**SET PROBLEM:**
Gather every line of the material below that contains the word "elements".

Some records
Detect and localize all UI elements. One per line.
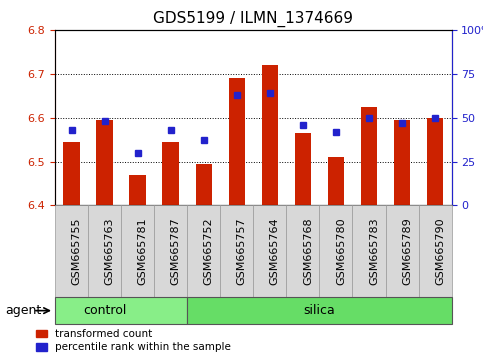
Bar — [361, 107, 377, 205]
Text: GDS5199 / ILMN_1374669: GDS5199 / ILMN_1374669 — [153, 11, 354, 27]
Text: control: control — [83, 304, 127, 317]
Text: agent: agent — [5, 304, 41, 317]
FancyBboxPatch shape — [154, 205, 187, 297]
Bar — [129, 175, 146, 205]
FancyBboxPatch shape — [220, 205, 253, 297]
FancyBboxPatch shape — [419, 205, 452, 297]
Text: GSM665787: GSM665787 — [170, 217, 181, 285]
Bar — [262, 65, 278, 205]
Text: GSM665755: GSM665755 — [71, 218, 82, 285]
FancyBboxPatch shape — [187, 205, 220, 297]
Text: GSM665763: GSM665763 — [105, 218, 114, 285]
FancyBboxPatch shape — [286, 205, 319, 297]
Text: GSM665780: GSM665780 — [336, 217, 346, 285]
FancyBboxPatch shape — [253, 205, 286, 297]
FancyBboxPatch shape — [55, 297, 187, 324]
Text: GSM665752: GSM665752 — [204, 217, 214, 285]
FancyBboxPatch shape — [88, 205, 121, 297]
Text: GSM665789: GSM665789 — [402, 217, 412, 285]
Legend: transformed count, percentile rank within the sample: transformed count, percentile rank withi… — [36, 329, 231, 352]
FancyBboxPatch shape — [187, 297, 452, 324]
FancyBboxPatch shape — [319, 205, 353, 297]
Bar — [295, 133, 311, 205]
Text: GSM665781: GSM665781 — [138, 217, 148, 285]
Bar — [97, 120, 113, 205]
Text: GSM665790: GSM665790 — [435, 217, 445, 285]
Text: GSM665757: GSM665757 — [237, 217, 247, 285]
Bar — [327, 157, 344, 205]
Bar — [427, 118, 443, 205]
Text: GSM665783: GSM665783 — [369, 217, 379, 285]
Text: GSM665764: GSM665764 — [270, 217, 280, 285]
FancyBboxPatch shape — [353, 205, 385, 297]
Bar — [394, 120, 410, 205]
Bar — [228, 78, 245, 205]
Bar — [162, 142, 179, 205]
Text: silica: silica — [303, 304, 335, 317]
FancyBboxPatch shape — [121, 205, 154, 297]
FancyBboxPatch shape — [55, 205, 88, 297]
Bar — [63, 142, 80, 205]
Text: GSM665768: GSM665768 — [303, 217, 313, 285]
FancyBboxPatch shape — [385, 205, 419, 297]
Bar — [196, 164, 212, 205]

**RIGHT ANSWER:**
Detect and localize all UI elements. One per line.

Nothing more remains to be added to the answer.